::: EXERCISE MATERIALS :::

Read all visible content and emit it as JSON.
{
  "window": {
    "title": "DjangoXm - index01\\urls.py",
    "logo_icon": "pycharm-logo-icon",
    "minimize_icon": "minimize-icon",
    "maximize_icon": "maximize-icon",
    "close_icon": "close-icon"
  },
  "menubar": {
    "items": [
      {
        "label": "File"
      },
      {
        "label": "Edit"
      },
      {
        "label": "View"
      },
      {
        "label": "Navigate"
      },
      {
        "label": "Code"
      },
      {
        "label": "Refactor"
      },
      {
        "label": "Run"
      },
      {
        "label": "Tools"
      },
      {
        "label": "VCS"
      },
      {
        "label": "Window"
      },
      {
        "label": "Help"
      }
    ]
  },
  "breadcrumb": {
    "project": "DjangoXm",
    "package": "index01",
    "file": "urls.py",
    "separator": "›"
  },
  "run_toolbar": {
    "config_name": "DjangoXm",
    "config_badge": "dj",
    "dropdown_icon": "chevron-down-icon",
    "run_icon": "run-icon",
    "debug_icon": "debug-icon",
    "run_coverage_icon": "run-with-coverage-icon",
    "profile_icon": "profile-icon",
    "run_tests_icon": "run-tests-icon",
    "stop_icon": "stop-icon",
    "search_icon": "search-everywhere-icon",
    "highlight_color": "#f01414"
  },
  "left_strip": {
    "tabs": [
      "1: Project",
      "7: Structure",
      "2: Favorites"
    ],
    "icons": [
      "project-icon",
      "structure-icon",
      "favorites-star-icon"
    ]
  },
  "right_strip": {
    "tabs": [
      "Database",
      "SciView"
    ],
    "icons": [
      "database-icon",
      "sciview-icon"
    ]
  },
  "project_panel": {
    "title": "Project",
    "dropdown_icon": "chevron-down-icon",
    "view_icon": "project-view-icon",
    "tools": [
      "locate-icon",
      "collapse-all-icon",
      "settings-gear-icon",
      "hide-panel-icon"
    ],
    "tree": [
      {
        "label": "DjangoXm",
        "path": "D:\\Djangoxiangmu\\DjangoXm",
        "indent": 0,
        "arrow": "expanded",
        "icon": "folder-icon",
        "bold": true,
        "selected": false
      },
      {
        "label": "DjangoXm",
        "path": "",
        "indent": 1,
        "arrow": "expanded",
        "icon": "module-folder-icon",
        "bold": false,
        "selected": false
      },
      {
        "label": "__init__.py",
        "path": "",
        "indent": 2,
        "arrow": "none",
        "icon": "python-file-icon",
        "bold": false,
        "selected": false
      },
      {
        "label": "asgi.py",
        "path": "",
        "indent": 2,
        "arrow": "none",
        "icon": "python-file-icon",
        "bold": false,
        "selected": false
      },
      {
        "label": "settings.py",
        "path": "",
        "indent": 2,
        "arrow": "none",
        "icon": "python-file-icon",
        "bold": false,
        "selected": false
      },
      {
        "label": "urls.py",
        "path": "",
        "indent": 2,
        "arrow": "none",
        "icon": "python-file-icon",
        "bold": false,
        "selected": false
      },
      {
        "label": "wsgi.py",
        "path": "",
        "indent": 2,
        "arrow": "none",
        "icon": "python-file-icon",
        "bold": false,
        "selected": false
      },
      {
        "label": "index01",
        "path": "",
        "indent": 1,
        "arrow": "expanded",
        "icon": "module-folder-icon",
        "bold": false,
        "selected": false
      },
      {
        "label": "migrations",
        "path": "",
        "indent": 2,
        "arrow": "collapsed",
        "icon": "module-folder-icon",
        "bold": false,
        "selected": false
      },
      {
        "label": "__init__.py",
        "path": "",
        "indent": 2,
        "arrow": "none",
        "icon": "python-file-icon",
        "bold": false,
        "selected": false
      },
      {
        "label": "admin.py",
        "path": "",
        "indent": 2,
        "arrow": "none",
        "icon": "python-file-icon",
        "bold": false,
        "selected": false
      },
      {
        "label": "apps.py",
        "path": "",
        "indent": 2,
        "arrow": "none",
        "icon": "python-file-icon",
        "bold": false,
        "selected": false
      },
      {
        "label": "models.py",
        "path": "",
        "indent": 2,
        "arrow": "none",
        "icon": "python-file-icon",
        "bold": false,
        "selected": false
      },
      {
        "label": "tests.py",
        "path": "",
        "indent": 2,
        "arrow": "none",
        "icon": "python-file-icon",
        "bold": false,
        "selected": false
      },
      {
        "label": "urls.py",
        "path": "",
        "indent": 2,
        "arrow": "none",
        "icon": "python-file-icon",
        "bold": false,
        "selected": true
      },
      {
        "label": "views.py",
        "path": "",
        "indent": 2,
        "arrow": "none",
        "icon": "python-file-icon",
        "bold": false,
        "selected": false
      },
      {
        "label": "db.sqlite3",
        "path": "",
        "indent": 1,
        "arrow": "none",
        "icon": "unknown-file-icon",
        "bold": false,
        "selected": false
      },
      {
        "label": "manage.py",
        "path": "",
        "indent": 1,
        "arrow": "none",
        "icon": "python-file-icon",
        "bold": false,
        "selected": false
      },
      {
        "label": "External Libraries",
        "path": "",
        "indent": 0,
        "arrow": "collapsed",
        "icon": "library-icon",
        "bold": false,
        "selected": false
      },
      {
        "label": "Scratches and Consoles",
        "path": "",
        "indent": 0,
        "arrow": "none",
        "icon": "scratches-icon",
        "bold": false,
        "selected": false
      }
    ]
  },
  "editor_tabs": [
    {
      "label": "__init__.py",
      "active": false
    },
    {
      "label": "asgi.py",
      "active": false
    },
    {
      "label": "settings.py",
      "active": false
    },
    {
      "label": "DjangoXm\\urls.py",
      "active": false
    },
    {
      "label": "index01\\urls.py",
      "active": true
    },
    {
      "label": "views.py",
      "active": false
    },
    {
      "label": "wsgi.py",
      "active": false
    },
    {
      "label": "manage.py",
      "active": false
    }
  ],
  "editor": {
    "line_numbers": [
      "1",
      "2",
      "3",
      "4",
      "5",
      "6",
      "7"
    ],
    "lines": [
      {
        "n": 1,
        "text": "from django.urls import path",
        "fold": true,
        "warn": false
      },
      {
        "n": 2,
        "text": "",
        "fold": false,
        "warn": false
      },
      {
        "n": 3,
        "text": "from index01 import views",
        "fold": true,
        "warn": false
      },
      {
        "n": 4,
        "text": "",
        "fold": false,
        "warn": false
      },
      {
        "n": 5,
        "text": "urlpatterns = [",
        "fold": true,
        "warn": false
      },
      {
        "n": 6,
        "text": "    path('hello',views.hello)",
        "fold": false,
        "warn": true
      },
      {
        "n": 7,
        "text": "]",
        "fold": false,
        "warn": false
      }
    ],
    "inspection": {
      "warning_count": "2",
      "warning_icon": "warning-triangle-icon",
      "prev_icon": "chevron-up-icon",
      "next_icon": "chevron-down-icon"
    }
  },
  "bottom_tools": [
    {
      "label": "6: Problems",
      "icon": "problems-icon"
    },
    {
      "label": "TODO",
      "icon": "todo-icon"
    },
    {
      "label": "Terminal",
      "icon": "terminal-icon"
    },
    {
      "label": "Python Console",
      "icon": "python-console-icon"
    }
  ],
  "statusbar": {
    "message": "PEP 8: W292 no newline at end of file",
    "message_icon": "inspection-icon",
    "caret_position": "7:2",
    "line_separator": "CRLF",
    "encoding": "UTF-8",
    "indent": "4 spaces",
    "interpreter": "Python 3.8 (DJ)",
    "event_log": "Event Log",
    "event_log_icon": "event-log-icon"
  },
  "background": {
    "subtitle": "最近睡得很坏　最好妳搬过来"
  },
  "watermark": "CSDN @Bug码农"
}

:::

OBJECTIVE:
Extract all of the material exactly as it is written.

COMPLETED EXERCISE:
Read all visible content and emit it as JSON.
{
  "window": {
    "title": "DjangoXm - index01\\urls.py",
    "logo_icon": "pycharm-logo-icon",
    "minimize_icon": "minimize-icon",
    "maximize_icon": "maximize-icon",
    "close_icon": "close-icon"
  },
  "menubar": {
    "items": [
      {
        "label": "File"
      },
      {
        "label": "Edit"
      },
      {
        "label": "View"
      },
      {
        "label": "Navigate"
      },
      {
        "label": "Code"
      },
      {
        "label": "Refactor"
      },
      {
        "label": "Run"
      },
      {
        "label": "Tools"
      },
      {
        "label": "VCS"
      },
      {
        "label": "Window"
      },
      {
        "label": "Help"
      }
    ]
  },
  "breadcrumb": {
    "project": "DjangoXm",
    "package": "index01",
    "file": "urls.py",
    "separator": "›"
  },
  "run_toolbar": {
    "config_name": "DjangoXm",
    "config_badge": "dj",
    "dropdown_icon": "chevron-down-icon",
    "run_icon": "run-icon",
    "debug_icon": "debug-icon",
    "run_coverage_icon": "run-with-coverage-icon",
    "profile_icon": "profile-icon",
    "run_tests_icon": "run-tests-icon",
    "stop_icon": "stop-icon",
    "search_icon": "search-everywhere-icon",
    "highlight_color": "#f01414"
  },
  "left_strip": {
    "tabs": [
      "1: Project",
      "7: Structure",
      "2: Favorites"
    ],
    "icons": [
      "project-icon",
      "structure-icon",
      "favorites-star-icon"
    ]
  },
  "right_strip": {
    "tabs": [
      "Database",
      "SciView"
    ],
    "icons": [
      "database-icon",
      "sciview-icon"
    ]
  },
  "project_panel": {
    "title": "Project",
    "dropdown_icon": "chevron-down-icon",
    "view_icon": "project-view-icon",
    "tools": [
      "locate-icon",
      "collapse-all-icon",
      "settings-gear-icon",
      "hide-panel-icon"
    ],
    "tree": [
      {
        "label": "DjangoXm",
        "path": "D:\\Djangoxiangmu\\DjangoXm",
        "indent": 0,
        "arrow": "expanded",
        "icon": "folder-icon",
        "bold": true,
        "selected": false
      },
      {
        "label": "DjangoXm",
        "path": "",
        "indent": 1,
        "arrow": "expanded",
        "icon": "module-folder-icon",
        "bold": false,
        "selected": false
      },
      {
        "label": "__init__.py",
        "path": "",
        "indent": 2,
        "arrow": "none",
        "icon": "python-file-icon",
        "bold": false,
        "selected": false
      },
      {
        "label": "asgi.py",
        "path": "",
        "indent": 2,
        "arrow": "none",
        "icon": "python-file-icon",
        "bold": false,
        "selected": false
      },
      {
        "label": "settings.py",
        "path": "",
        "indent": 2,
        "arrow": "none",
        "icon": "python-file-icon",
        "bold": false,
        "selected": false
      },
      {
        "label": "urls.py",
        "path": "",
        "indent": 2,
        "arrow": "none",
        "icon": "python-file-icon",
        "bold": false,
        "selected": false
      },
      {
        "label": "wsgi.py",
        "path": "",
        "indent": 2,
        "arrow": "none",
        "icon": "python-file-icon",
        "bold": false,
        "selected": false
      },
      {
        "label": "index01",
        "path": "",
        "indent": 1,
        "arrow": "expanded",
        "icon": "module-folder-icon",
        "bold": false,
        "selected": false
      },
      {
        "label": "migrations",
        "path": "",
        "indent": 2,
        "arrow": "collapsed",
        "icon": "module-folder-icon",
        "bold": false,
        "selected": false
      },
      {
        "label": "__init__.py",
        "path": "",
        "indent": 2,
        "arrow": "none",
        "icon": "python-file-icon",
        "bold": false,
        "selected": false
      },
      {
        "label": "admin.py",
        "path": "",
        "indent": 2,
        "arrow": "none",
        "icon": "python-file-icon",
        "bold": false,
        "selected": false
      },
      {
        "label": "apps.py",
        "path": "",
        "indent": 2,
        "arrow": "none",
        "icon": "python-file-icon",
        "bold": false,
        "selected": false
      },
      {
        "label": "models.py",
        "path": "",
        "indent": 2,
        "arrow": "none",
        "icon": "python-file-icon",
        "bold": false,
        "selected": false
      },
      {
        "label": "tests.py",
        "path": "",
        "indent": 2,
        "arrow": "none",
        "icon": "python-file-icon",
        "bold": false,
        "selected": false
      },
      {
        "label": "urls.py",
        "path": "",
        "indent": 2,
        "arrow": "none",
        "icon": "python-file-icon",
        "bold": false,
        "selected": true
      },
      {
        "label": "views.py",
        "path": "",
        "indent": 2,
        "arrow": "none",
        "icon": "python-file-icon",
        "bold": false,
        "selected": false
      },
      {
        "label": "db.sqlite3",
        "path": "",
        "indent": 1,
        "arrow": "none",
        "icon": "unknown-file-icon",
        "bold": false,
        "selected": false
      },
      {
        "label": "manage.py",
        "path": "",
        "indent": 1,
        "arrow": "none",
        "icon": "python-file-icon",
        "bold": false,
        "selected": false
      },
      {
        "label": "External Libraries",
        "path": "",
        "indent": 0,
        "arrow": "collapsed",
        "icon": "library-icon",
        "bold": false,
        "selected": false
      },
      {
        "label": "Scratches and Consoles",
        "path": "",
        "indent": 0,
        "arrow": "none",
        "icon": "scratches-icon",
        "bold": false,
        "selected": false
      }
    ]
  },
  "editor_tabs": [
    {
      "label": "__init__.py",
      "active": false
    },
    {
      "label": "asgi.py",
      "active": false
    },
    {
      "label": "settings.py",
      "active": false
    },
    {
      "label": "DjangoXm\\urls.py",
      "active": false
    },
    {
      "label": "index01\\urls.py",
      "active": true
    },
    {
      "label": "views.py",
      "active": false
    },
    {
      "label": "wsgi.py",
      "active": false
    },
    {
      "label": "manage.py",
      "active": false
    }
  ],
  "editor": {
    "line_numbers": [
      "1",
      "2",
      "3",
      "4",
      "5",
      "6",
      "7"
    ],
    "lines": [
      {
        "n": 1,
        "text": "from django.urls import path",
        "fold": true,
        "warn": false
      },
      {
        "n": 2,
        "text": "",
        "fold": false,
        "warn": false
      },
      {
        "n": 3,
        "text": "from index01 import views",
        "fold": true,
        "warn": false
      },
      {
        "n": 4,
        "text": "",
        "fold": false,
        "warn": false
      },
      {
        "n": 5,
        "text": "urlpatterns = [",
        "fold": true,
        "warn": false
      },
      {
        "n": 6,
        "text": "    path('hello',views.hello)",
        "fold": false,
        "warn": true
      },
      {
        "n": 7,
        "text": "]",
        "fold": false,
        "warn": false
      }
    ],
    "inspection": {
      "warning_count": "2",
      "warning_icon": "warning-triangle-icon",
      "prev_icon": "chevron-up-icon",
      "next_icon": "chevron-down-icon"
    }
  },
  "bottom_tools": [
    {
      "label": "6: Problems",
      "icon": "problems-icon"
    },
    {
      "label": "TODO",
      "icon": "todo-icon"
    },
    {
      "label": "Terminal",
      "icon": "terminal-icon"
    },
    {
      "label": "Python Console",
      "icon": "python-console-icon"
    }
  ],
  "statusbar": {
    "message": "PEP 8: W292 no newline at end of file",
    "message_icon": "inspection-icon",
    "caret_position": "7:2",
    "line_separator": "CRLF",
    "encoding": "UTF-8",
    "indent": "4 spaces",
    "interpreter": "Python 3.8 (DJ)",
    "event_log": "Event Log",
    "event_log_icon": "event-log-icon"
  },
  "background": {
    "subtitle": "最近睡得很坏　最好妳搬过来"
  },
  "watermark": "CSDN @Bug码农"
}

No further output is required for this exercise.